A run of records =

※ ※ ※

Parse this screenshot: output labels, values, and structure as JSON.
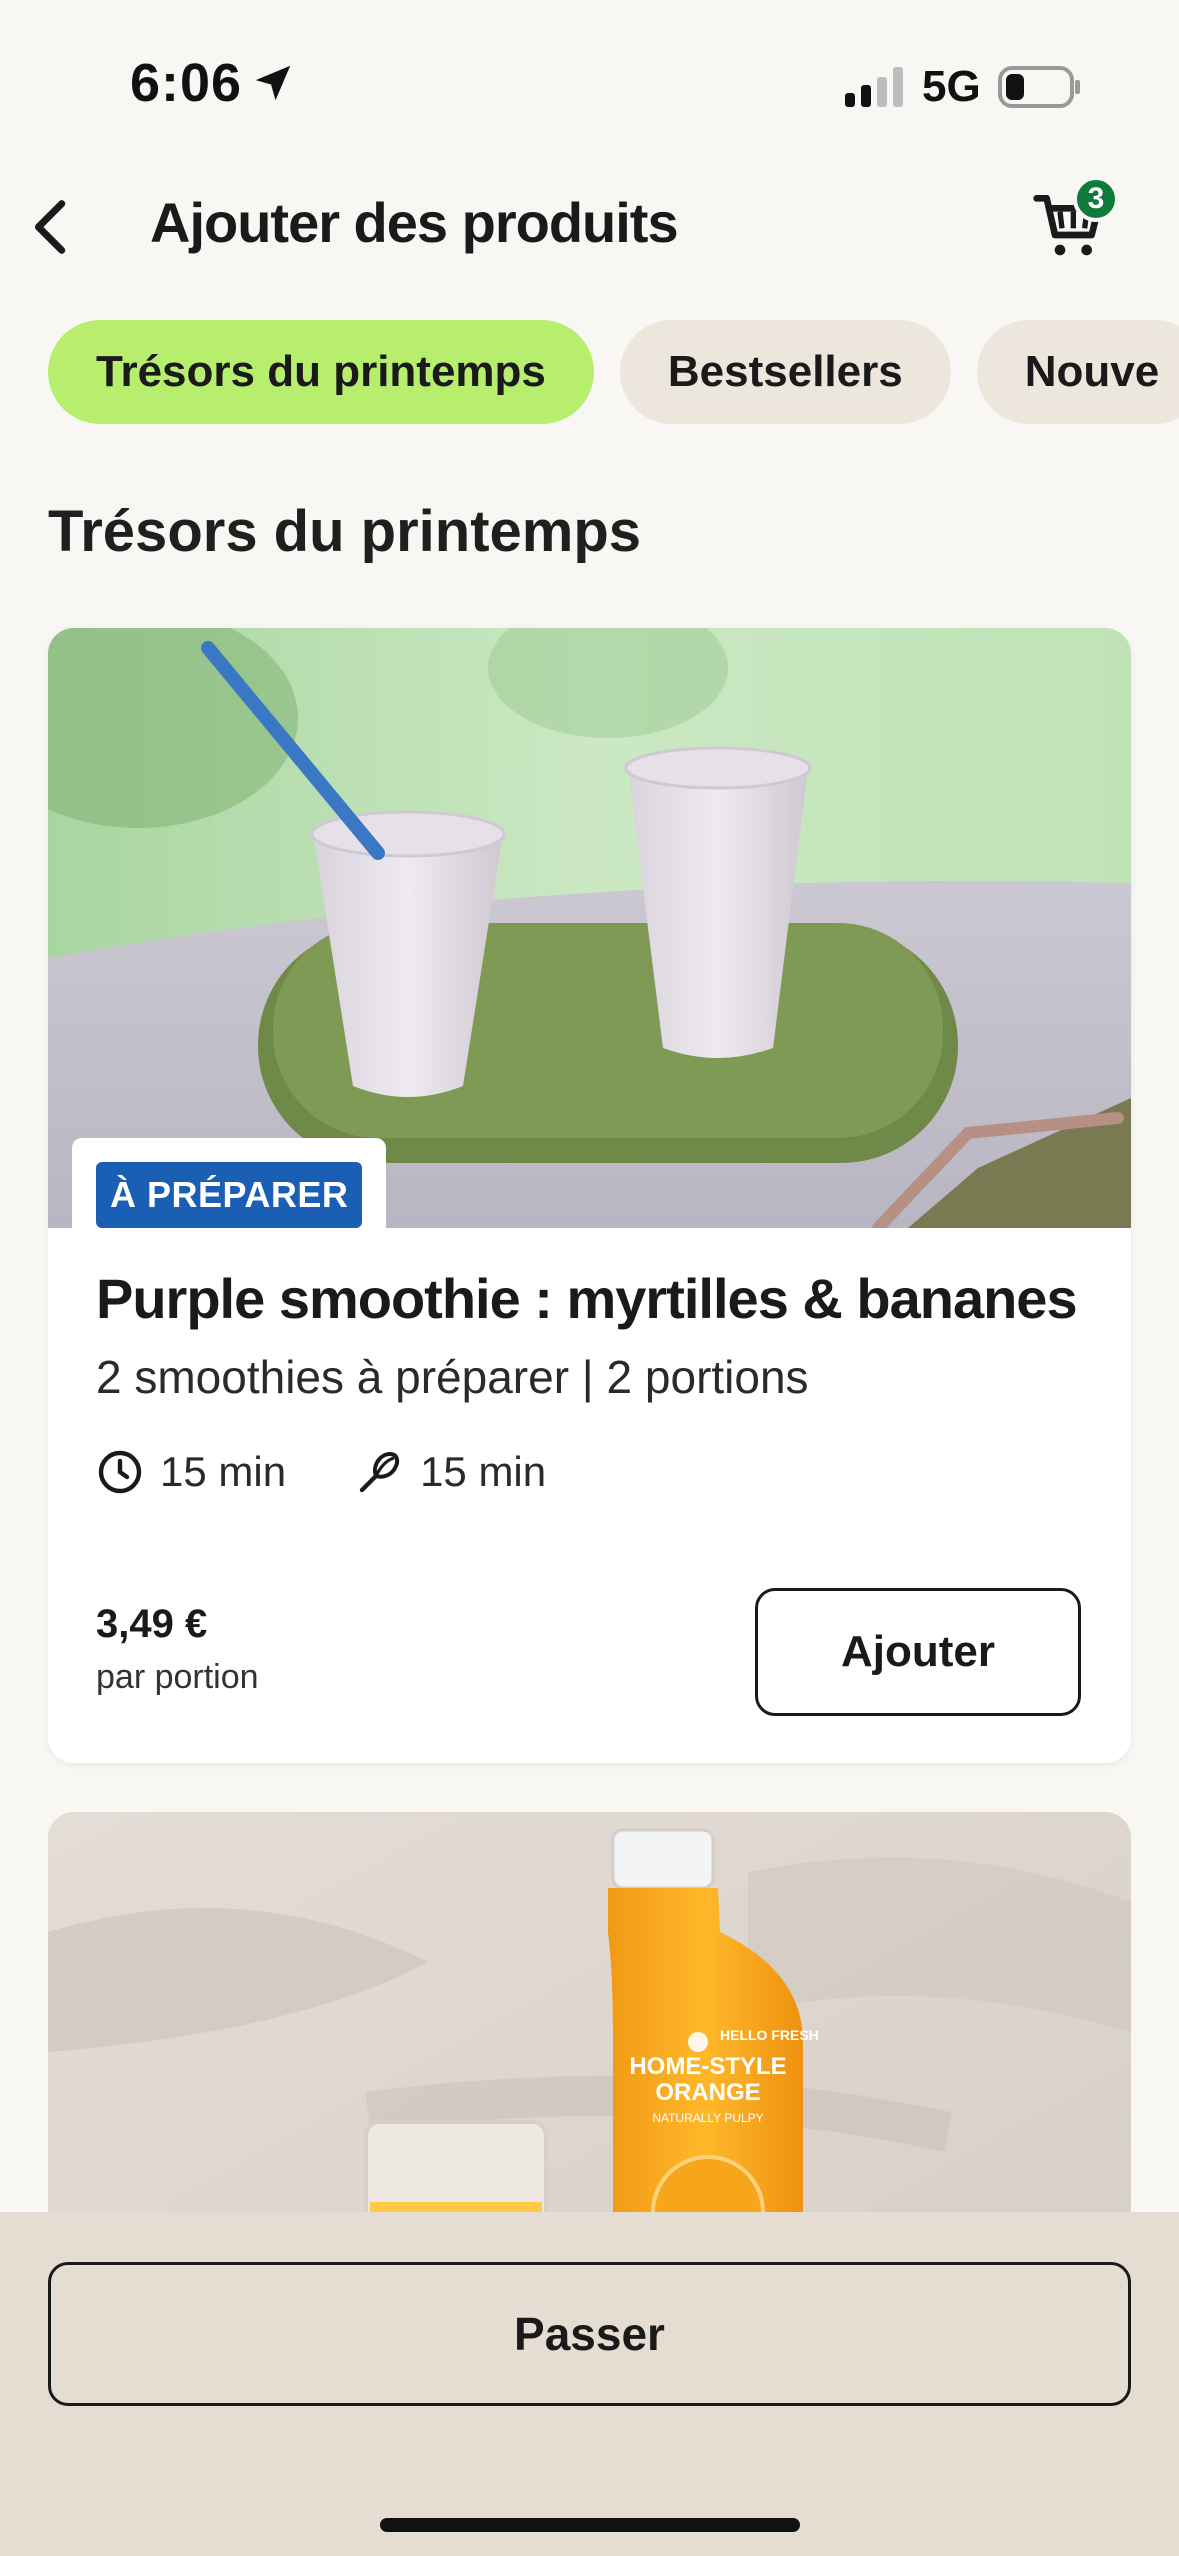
{
  "status_bar": {
    "time": "6:06",
    "network": "5G"
  },
  "header": {
    "title": "Ajouter des produits",
    "cart_count": "3"
  },
  "tabs": [
    {
      "label": "Trésors du printemps",
      "active": true
    },
    {
      "label": "Bestsellers",
      "active": false
    },
    {
      "label": "Nouve",
      "active": false
    }
  ],
  "section": {
    "title": "Trésors du printemps"
  },
  "product": {
    "tag": "À PRÉPARER",
    "name": "Purple smoothie : myrtilles & bananes",
    "subtitle": "2 smoothies à préparer | 2 portions",
    "total_time": "15 min",
    "prep_time": "15 min",
    "price": "3,49 €",
    "price_unit": "par portion",
    "add_label": "Ajouter"
  },
  "product2": {
    "bottle_text": [
      "HELLO FRESH",
      "HOME-STYLE",
      "ORANGE",
      "NATURALLY PULPY"
    ]
  },
  "footer": {
    "skip_label": "Passer"
  },
  "colors": {
    "accent_active_tab": "#b8ee6e",
    "tag_blue": "#1a5fb4",
    "badge_green": "#0e7a3c",
    "bottom_bar": "#e5ddd2",
    "page_bg": "#f8f7f3"
  }
}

※ ※ ※

Aim of the exercise =
Give back the entries verbatim. Do not include any picture.

Answer for the task =
Parse this screenshot: output labels, values, and structure as JSON.
{
  "status_bar": {
    "time": "6:06",
    "network": "5G"
  },
  "header": {
    "title": "Ajouter des produits",
    "cart_count": "3"
  },
  "tabs": [
    {
      "label": "Trésors du printemps",
      "active": true
    },
    {
      "label": "Bestsellers",
      "active": false
    },
    {
      "label": "Nouve",
      "active": false
    }
  ],
  "section": {
    "title": "Trésors du printemps"
  },
  "product": {
    "tag": "À PRÉPARER",
    "name": "Purple smoothie : myrtilles & bananes",
    "subtitle": "2 smoothies à préparer | 2 portions",
    "total_time": "15 min",
    "prep_time": "15 min",
    "price": "3,49 €",
    "price_unit": "par portion",
    "add_label": "Ajouter"
  },
  "product2": {
    "bottle_text": [
      "HELLO FRESH",
      "HOME-STYLE",
      "ORANGE",
      "NATURALLY PULPY"
    ]
  },
  "footer": {
    "skip_label": "Passer"
  },
  "colors": {
    "accent_active_tab": "#b8ee6e",
    "tag_blue": "#1a5fb4",
    "badge_green": "#0e7a3c",
    "bottom_bar": "#e5ddd2",
    "page_bg": "#f8f7f3"
  }
}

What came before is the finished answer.